** PROBLEM TO WORK ON **
Look through the data below and say how many of its lines contain "ylabel", adding nothing else.

Start of THE INPUT

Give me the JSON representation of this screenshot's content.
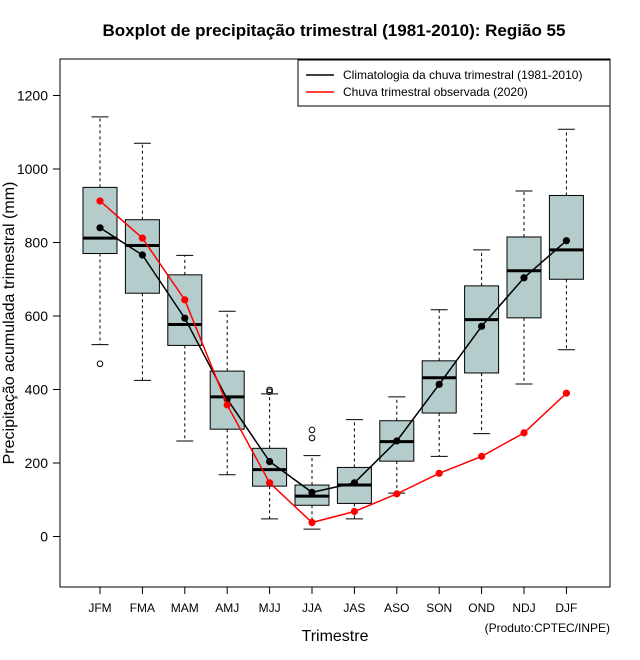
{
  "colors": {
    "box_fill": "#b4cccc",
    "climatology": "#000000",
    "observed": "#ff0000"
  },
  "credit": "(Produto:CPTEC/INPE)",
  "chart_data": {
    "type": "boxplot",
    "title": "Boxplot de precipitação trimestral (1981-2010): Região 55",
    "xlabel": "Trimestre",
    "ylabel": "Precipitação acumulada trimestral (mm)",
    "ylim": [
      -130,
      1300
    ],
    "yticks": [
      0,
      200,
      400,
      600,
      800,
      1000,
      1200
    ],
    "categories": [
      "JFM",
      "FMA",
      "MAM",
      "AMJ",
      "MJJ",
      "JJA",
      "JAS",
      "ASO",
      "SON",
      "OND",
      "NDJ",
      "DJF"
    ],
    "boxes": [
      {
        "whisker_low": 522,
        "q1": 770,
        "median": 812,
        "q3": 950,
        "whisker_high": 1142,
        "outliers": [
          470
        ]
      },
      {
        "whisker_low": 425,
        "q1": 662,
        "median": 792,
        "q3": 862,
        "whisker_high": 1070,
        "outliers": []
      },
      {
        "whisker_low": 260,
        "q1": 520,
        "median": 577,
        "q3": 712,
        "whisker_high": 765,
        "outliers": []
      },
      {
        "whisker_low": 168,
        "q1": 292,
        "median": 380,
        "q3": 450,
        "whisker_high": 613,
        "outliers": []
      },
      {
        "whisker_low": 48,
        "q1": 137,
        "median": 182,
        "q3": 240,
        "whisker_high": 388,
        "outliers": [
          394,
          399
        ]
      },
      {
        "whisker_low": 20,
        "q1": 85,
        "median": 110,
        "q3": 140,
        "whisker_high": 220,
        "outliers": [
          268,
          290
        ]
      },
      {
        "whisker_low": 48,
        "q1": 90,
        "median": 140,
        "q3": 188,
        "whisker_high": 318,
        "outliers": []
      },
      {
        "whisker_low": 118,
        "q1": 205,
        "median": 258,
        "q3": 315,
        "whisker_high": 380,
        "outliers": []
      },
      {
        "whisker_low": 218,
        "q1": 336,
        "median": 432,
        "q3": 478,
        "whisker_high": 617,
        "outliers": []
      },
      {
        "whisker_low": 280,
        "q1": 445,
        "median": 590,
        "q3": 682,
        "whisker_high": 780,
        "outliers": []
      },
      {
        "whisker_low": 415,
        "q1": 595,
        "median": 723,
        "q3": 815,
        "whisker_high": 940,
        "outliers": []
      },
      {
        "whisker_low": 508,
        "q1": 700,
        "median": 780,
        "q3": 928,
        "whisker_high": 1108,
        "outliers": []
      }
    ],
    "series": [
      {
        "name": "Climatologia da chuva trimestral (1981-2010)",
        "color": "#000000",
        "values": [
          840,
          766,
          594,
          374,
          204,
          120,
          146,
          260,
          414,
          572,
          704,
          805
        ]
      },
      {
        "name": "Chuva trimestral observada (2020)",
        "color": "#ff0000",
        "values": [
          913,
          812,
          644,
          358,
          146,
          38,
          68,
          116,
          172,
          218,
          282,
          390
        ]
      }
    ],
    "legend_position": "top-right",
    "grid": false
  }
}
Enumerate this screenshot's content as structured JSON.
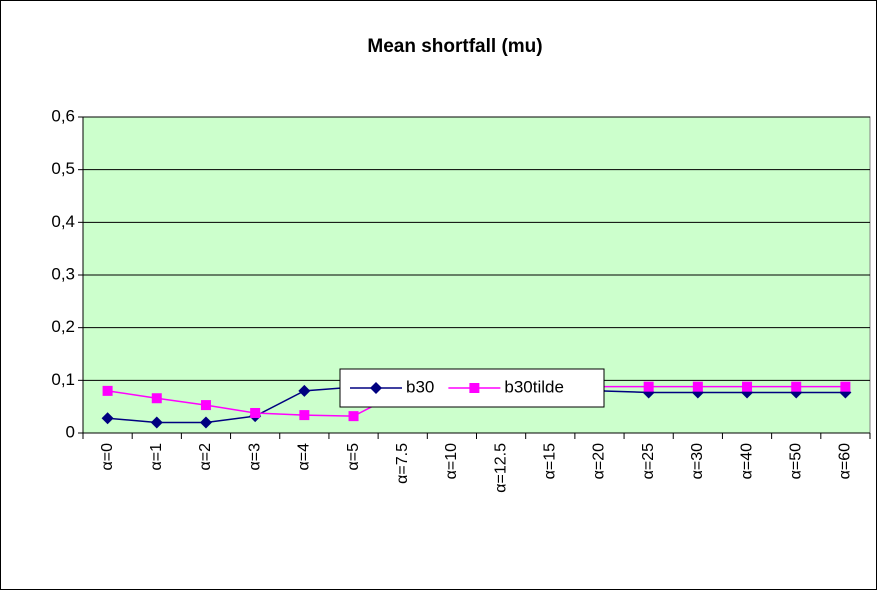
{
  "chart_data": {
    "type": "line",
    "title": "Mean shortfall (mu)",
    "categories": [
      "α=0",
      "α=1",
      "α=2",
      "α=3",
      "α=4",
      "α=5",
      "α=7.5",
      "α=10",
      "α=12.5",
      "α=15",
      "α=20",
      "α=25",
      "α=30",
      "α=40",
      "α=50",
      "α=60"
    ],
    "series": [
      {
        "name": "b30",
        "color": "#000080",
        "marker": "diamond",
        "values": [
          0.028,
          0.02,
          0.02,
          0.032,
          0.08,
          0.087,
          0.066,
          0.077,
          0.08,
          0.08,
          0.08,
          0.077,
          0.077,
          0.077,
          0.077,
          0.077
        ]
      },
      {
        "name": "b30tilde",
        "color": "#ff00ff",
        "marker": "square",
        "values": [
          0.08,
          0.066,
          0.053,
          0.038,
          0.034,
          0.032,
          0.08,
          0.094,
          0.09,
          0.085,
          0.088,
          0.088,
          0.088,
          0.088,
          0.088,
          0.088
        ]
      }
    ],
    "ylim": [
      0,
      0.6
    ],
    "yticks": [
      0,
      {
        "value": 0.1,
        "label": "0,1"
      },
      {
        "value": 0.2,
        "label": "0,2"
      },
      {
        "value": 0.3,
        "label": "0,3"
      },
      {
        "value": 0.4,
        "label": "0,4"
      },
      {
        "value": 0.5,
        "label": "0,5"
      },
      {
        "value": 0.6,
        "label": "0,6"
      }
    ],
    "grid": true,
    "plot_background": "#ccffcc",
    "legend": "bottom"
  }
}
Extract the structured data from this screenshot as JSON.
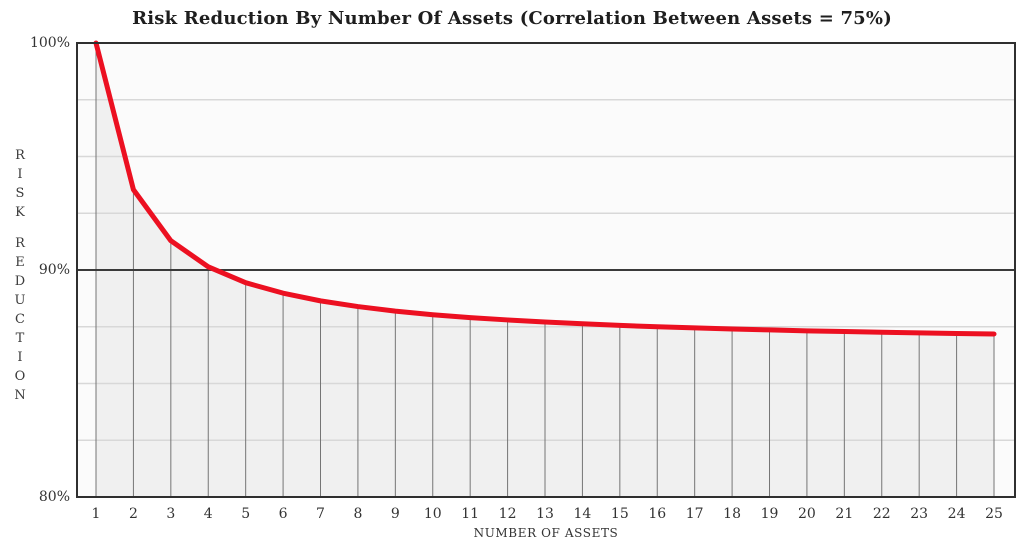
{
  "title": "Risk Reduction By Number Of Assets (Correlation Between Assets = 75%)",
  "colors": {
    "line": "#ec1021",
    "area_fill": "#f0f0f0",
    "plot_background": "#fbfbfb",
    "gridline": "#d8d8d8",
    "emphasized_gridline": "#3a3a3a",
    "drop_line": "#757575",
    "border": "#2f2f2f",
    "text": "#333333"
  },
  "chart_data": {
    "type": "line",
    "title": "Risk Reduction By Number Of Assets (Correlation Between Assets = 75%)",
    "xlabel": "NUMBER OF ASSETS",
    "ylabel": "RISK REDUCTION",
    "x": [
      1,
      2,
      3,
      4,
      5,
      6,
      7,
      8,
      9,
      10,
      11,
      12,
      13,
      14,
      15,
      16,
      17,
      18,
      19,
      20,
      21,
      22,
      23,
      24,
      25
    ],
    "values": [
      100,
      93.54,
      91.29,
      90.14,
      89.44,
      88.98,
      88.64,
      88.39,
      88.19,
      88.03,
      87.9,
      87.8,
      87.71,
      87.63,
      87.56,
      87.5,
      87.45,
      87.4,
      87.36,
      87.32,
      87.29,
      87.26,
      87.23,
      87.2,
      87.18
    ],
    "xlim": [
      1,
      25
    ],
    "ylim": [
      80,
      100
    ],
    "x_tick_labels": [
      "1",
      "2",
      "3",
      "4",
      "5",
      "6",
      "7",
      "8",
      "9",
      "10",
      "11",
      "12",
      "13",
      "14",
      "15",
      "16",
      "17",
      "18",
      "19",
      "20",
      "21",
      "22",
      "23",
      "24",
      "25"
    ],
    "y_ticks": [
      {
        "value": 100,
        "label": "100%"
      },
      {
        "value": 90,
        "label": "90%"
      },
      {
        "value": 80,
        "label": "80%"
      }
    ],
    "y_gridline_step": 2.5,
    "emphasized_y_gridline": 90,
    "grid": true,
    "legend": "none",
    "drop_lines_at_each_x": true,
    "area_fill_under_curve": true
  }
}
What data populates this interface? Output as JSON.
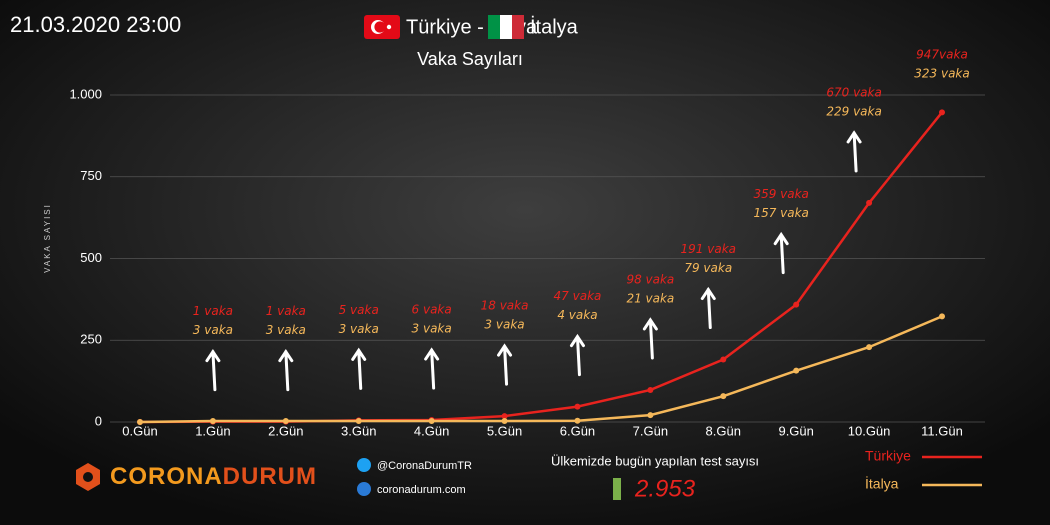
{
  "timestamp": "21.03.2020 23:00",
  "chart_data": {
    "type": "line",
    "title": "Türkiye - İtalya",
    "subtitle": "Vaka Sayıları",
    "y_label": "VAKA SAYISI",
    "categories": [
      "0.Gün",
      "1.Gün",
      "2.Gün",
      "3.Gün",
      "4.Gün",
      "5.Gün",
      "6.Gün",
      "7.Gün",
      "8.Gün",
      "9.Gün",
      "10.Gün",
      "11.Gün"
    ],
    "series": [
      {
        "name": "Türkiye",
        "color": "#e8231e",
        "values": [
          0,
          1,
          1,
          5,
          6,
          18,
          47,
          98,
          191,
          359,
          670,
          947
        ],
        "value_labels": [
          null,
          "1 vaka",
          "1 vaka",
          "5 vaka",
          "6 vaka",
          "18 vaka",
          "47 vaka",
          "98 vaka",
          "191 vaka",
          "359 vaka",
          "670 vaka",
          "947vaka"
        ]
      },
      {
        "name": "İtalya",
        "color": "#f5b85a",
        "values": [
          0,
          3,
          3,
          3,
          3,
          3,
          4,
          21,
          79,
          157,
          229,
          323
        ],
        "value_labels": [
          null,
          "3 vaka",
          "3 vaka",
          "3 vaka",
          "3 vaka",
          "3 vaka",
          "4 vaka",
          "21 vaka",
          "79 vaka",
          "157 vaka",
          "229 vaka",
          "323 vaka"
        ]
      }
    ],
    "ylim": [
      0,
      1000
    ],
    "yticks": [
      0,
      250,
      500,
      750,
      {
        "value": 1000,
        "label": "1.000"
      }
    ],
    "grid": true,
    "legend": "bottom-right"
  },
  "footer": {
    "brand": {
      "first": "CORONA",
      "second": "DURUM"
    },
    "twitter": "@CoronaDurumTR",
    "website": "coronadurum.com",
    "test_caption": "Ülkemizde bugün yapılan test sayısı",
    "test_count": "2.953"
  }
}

End of THE INPUT

** EXERCISE RESULT **
2